— BEGIN —

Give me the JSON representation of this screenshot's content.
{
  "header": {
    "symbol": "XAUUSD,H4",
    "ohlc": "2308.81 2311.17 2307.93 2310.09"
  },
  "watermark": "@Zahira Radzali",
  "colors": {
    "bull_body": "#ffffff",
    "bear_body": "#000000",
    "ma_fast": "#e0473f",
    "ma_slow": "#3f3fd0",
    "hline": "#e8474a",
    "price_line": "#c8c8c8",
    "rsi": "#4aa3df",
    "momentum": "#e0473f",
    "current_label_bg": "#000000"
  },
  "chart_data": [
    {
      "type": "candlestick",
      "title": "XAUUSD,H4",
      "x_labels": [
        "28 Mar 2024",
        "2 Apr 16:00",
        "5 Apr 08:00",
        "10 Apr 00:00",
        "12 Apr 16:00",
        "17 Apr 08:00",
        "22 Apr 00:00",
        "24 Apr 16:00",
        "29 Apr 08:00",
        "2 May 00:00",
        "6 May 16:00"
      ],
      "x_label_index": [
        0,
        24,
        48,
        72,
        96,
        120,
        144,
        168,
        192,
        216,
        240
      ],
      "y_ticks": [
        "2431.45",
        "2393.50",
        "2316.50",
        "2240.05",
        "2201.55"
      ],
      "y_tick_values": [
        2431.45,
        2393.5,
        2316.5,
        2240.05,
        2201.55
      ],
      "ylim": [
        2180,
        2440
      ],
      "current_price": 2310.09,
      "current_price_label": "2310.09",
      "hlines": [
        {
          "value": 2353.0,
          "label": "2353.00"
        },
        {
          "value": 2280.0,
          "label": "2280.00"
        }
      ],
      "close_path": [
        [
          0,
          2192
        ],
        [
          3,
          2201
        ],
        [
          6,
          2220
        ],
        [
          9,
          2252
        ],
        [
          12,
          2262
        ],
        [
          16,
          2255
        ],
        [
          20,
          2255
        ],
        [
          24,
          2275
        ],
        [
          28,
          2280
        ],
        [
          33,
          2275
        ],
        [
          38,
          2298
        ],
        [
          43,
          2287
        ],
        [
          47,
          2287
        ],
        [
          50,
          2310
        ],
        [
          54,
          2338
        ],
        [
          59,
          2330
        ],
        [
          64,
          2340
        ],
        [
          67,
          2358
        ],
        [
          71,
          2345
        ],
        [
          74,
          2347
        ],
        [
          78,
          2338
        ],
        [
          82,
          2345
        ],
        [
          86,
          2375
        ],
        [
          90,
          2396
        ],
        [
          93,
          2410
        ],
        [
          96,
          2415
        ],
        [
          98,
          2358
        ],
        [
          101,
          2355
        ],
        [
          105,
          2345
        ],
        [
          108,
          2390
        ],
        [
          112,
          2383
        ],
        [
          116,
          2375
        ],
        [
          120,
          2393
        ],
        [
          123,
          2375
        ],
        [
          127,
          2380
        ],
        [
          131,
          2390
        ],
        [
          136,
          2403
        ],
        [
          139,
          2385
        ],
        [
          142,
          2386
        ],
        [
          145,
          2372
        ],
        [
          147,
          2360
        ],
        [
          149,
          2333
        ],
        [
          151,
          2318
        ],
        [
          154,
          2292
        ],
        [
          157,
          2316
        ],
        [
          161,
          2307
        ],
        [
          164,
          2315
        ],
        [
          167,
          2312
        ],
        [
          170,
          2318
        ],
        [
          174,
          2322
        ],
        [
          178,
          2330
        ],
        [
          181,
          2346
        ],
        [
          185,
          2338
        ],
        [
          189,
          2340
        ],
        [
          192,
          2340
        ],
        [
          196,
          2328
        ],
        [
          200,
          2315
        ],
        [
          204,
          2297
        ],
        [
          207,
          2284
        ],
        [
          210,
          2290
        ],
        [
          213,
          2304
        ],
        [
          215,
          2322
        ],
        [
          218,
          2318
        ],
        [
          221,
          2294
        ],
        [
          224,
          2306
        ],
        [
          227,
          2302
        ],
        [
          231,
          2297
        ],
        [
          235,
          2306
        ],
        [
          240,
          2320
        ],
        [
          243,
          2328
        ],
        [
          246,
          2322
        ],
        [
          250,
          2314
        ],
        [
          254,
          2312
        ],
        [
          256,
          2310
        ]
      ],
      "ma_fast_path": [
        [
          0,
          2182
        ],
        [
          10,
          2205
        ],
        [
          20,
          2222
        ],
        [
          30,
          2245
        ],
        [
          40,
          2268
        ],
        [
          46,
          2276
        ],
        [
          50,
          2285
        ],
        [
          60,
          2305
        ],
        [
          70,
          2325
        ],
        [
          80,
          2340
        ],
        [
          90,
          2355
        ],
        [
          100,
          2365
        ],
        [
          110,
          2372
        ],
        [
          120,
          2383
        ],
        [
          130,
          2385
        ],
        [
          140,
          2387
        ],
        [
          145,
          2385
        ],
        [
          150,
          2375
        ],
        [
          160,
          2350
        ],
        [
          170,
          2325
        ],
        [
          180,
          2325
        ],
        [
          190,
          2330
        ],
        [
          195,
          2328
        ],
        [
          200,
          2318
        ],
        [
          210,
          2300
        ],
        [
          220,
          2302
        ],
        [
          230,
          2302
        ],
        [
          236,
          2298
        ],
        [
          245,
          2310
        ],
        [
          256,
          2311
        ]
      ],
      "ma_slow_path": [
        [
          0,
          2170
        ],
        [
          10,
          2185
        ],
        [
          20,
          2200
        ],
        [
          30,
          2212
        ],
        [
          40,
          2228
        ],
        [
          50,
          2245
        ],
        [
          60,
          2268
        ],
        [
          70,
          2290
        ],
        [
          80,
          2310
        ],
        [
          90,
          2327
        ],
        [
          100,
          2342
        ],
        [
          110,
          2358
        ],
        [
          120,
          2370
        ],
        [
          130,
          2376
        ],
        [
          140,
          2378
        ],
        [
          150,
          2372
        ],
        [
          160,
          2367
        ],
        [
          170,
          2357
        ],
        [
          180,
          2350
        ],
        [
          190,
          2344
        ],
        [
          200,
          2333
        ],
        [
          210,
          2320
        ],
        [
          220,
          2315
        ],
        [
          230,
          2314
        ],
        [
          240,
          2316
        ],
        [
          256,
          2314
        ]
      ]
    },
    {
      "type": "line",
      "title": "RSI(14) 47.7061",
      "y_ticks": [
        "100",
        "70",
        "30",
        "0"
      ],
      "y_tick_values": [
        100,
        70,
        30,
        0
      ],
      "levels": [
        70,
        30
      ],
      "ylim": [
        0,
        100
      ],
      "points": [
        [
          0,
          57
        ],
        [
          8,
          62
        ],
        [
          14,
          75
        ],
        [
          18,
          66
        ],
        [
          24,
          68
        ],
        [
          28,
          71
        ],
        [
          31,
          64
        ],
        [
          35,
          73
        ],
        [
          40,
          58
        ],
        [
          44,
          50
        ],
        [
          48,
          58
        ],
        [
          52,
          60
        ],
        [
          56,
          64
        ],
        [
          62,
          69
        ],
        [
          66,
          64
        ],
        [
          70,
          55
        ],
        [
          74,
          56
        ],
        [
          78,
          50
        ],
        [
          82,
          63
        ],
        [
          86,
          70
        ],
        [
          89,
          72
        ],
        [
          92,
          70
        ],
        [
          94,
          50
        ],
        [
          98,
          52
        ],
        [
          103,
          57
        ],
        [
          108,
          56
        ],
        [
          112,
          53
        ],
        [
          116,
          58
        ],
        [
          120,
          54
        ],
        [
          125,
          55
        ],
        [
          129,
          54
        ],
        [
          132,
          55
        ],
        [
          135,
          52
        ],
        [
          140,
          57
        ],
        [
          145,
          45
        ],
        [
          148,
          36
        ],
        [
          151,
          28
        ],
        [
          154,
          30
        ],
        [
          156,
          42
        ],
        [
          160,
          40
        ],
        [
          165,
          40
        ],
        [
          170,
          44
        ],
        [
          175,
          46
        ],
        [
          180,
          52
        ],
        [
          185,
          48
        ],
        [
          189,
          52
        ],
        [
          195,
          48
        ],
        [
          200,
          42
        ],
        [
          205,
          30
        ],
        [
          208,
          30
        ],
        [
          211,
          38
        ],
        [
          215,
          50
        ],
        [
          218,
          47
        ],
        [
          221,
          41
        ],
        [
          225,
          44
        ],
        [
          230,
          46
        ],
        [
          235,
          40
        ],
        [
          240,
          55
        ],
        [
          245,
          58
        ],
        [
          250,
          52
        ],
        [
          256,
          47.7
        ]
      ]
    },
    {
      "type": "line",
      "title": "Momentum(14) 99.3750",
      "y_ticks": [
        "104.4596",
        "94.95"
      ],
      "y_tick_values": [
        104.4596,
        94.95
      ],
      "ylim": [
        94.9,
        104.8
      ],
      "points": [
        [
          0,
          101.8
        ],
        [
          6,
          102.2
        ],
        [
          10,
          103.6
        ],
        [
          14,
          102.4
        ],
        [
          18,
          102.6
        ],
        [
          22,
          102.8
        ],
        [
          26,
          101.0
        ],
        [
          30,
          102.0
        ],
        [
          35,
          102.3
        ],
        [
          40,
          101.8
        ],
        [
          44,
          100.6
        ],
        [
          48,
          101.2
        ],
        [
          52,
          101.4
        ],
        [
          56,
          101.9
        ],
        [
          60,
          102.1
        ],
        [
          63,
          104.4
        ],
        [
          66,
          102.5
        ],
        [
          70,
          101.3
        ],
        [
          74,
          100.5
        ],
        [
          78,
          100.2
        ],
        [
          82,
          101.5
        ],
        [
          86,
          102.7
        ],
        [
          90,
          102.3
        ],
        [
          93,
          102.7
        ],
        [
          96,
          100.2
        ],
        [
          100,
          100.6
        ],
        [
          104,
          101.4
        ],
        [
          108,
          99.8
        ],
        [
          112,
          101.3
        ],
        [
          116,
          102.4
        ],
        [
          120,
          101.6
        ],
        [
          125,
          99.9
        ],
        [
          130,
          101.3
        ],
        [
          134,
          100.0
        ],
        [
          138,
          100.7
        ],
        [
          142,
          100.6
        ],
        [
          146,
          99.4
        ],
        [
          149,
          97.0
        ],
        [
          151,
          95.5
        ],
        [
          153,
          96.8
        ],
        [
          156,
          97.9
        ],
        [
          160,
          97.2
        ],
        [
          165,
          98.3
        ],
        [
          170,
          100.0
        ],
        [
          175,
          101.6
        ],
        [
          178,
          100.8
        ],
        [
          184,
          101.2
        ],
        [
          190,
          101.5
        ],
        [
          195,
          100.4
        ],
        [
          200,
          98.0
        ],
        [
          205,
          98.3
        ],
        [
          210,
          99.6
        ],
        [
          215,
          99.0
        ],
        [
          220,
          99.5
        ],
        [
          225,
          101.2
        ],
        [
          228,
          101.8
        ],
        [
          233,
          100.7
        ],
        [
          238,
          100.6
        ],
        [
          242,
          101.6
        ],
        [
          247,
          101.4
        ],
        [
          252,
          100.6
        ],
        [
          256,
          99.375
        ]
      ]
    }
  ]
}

— END —

[JOB]
Extract every line above that contains the word "title".

[TASK ANSWER]
      "title": "XAUUSD,H4",
      "title": "RSI(14) 47.7061",
      "title": "Momentum(14) 99.3750",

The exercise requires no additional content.